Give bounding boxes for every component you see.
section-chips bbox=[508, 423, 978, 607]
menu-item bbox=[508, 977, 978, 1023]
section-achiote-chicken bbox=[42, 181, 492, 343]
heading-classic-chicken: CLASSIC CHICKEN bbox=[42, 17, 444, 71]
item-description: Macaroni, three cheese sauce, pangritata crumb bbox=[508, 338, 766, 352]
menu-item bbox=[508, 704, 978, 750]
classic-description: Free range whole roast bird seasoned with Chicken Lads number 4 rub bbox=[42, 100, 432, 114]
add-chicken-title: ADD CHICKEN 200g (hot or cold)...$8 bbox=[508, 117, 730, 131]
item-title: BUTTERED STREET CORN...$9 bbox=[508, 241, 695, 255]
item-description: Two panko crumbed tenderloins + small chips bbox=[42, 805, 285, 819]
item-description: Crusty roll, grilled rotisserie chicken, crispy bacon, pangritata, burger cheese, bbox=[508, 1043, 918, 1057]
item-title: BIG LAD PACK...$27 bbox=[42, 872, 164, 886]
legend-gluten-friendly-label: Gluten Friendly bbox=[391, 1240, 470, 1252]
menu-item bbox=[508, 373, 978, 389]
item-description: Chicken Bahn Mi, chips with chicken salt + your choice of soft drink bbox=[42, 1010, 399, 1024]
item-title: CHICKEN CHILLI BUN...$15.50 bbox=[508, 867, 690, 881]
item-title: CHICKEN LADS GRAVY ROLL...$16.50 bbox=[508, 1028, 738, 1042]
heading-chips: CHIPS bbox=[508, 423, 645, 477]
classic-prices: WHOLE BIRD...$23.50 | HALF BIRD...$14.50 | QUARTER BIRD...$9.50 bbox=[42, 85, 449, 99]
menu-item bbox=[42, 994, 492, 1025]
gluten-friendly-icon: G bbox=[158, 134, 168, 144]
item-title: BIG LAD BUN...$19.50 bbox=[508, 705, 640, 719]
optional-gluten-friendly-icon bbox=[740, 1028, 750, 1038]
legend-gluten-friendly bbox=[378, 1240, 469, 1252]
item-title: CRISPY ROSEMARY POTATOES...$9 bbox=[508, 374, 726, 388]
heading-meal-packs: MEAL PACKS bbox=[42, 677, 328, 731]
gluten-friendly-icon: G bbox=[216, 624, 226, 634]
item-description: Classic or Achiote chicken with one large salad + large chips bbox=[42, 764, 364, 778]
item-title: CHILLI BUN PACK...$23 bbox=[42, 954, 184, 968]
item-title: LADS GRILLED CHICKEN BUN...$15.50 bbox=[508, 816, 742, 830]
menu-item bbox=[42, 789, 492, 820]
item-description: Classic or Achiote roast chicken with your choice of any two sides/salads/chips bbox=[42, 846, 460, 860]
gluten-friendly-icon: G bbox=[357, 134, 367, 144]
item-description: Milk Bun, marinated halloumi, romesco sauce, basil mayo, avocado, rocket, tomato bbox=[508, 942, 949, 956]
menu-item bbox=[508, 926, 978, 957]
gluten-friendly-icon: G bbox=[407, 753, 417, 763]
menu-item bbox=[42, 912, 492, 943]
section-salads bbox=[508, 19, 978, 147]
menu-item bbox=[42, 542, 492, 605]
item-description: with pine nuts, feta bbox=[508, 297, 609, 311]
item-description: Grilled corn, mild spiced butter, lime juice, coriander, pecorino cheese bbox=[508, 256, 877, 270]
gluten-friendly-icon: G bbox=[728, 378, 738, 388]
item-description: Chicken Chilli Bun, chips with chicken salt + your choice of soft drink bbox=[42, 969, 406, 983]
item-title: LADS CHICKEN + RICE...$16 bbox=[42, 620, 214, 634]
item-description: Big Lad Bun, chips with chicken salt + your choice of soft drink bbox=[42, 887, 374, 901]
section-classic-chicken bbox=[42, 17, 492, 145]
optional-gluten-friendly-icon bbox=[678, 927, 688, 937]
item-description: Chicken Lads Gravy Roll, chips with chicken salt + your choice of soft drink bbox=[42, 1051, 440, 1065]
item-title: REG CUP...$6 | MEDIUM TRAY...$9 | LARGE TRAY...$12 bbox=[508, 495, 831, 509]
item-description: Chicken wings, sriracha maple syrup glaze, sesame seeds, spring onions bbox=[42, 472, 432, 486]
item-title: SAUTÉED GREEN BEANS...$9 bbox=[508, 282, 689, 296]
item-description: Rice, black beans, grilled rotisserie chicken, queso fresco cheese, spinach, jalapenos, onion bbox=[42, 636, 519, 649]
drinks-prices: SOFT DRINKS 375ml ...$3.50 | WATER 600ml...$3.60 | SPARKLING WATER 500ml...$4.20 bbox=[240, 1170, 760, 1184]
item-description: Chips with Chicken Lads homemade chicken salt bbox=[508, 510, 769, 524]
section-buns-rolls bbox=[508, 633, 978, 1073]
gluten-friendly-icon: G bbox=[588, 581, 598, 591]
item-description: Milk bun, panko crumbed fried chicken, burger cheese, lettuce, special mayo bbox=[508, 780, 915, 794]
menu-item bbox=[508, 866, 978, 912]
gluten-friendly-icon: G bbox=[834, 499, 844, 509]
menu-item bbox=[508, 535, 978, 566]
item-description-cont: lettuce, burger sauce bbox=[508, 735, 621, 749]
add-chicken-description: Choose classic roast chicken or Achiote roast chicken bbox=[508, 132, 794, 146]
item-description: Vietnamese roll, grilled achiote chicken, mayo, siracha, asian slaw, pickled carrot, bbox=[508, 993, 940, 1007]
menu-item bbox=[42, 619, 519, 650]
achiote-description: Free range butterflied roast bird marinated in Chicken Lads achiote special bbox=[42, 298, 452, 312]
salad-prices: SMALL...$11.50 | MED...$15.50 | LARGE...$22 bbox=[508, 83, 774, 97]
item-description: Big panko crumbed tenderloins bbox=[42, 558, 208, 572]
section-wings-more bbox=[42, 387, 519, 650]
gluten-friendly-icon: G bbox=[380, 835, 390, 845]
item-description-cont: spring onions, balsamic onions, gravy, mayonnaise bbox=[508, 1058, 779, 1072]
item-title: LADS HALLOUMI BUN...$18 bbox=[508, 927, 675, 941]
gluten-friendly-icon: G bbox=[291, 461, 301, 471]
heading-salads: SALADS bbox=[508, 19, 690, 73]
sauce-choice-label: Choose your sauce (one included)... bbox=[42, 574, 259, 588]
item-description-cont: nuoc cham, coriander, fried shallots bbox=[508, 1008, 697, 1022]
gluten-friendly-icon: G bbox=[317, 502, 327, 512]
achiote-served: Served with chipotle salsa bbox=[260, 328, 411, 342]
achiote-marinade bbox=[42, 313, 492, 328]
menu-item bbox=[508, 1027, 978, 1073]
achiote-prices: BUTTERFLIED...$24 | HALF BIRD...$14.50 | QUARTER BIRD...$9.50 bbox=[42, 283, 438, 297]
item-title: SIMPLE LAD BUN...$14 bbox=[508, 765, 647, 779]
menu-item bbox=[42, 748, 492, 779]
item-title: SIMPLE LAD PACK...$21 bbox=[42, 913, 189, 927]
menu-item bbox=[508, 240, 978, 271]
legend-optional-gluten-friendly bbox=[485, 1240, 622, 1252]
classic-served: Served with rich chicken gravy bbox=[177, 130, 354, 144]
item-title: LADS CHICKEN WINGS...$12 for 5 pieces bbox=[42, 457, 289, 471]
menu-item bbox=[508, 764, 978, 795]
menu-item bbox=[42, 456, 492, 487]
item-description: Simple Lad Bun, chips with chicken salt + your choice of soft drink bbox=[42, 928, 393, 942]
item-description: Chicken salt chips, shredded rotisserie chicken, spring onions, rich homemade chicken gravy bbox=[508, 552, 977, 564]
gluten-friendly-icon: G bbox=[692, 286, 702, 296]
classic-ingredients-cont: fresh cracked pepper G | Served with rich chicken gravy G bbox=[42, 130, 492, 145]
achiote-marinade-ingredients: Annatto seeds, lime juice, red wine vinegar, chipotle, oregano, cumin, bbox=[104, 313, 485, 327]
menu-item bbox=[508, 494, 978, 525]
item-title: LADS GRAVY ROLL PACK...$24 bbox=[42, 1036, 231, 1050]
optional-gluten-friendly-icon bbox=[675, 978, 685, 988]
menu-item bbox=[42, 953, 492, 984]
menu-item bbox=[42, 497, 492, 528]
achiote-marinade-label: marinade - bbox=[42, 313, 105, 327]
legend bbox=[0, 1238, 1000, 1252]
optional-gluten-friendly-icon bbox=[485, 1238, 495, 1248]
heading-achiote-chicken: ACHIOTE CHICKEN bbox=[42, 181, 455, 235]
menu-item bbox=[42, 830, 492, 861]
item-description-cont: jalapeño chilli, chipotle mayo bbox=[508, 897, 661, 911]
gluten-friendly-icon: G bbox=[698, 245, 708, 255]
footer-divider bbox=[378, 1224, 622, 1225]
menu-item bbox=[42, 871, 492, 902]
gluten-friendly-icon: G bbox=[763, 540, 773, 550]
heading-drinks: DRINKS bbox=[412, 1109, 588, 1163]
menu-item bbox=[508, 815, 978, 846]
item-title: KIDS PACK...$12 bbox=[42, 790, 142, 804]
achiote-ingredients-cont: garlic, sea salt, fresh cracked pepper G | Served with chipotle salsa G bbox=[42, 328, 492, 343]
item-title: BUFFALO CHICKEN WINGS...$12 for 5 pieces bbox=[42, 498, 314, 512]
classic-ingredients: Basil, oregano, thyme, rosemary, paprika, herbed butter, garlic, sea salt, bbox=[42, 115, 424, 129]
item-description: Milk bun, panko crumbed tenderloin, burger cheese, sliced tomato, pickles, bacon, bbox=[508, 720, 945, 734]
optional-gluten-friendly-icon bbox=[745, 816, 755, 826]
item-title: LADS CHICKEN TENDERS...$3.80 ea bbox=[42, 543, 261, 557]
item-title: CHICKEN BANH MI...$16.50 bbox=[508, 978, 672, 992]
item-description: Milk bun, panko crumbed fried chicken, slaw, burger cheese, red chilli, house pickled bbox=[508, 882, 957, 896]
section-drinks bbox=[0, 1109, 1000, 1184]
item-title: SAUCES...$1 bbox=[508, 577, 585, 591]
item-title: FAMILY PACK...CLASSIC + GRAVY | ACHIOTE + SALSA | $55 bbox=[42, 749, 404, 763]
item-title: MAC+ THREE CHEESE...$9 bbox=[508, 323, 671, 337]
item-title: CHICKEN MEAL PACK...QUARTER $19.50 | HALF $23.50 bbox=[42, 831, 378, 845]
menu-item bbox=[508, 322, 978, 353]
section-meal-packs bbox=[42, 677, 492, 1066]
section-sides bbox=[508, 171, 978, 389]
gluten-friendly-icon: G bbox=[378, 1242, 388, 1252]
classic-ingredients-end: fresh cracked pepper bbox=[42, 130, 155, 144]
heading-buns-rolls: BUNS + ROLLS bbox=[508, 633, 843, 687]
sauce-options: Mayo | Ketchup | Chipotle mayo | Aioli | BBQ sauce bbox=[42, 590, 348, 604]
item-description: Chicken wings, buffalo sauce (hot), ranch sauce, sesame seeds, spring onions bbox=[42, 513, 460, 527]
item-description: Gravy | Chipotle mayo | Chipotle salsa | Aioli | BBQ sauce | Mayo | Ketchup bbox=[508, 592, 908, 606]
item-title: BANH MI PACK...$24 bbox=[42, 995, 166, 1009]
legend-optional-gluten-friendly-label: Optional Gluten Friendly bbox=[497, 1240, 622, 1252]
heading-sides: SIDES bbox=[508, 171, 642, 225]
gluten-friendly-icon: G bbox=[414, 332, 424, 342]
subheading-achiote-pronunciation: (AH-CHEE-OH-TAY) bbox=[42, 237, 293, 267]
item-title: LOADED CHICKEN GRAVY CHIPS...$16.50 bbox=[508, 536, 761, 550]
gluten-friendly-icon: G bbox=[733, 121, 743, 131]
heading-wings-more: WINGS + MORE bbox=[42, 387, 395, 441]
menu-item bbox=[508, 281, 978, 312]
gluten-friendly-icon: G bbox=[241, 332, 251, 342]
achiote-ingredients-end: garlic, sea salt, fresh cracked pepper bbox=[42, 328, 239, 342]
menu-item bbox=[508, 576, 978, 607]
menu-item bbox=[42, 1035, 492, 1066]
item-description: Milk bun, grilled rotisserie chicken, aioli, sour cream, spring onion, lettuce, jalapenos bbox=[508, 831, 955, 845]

======

▸ Written task
Reproduce verbatim everything in the records from the first line down through the line containing "menu-item bbox=[508, 704, 978, 750]", including that line.

▸ The answer
Give bounding boxes for every component you see.
section-chips bbox=[508, 423, 978, 607]
menu-item bbox=[508, 977, 978, 1023]
section-achiote-chicken bbox=[42, 181, 492, 343]
heading-classic-chicken: CLASSIC CHICKEN bbox=[42, 17, 444, 71]
item-description: Macaroni, three cheese sauce, pangritata crumb bbox=[508, 338, 766, 352]
menu-item bbox=[508, 704, 978, 750]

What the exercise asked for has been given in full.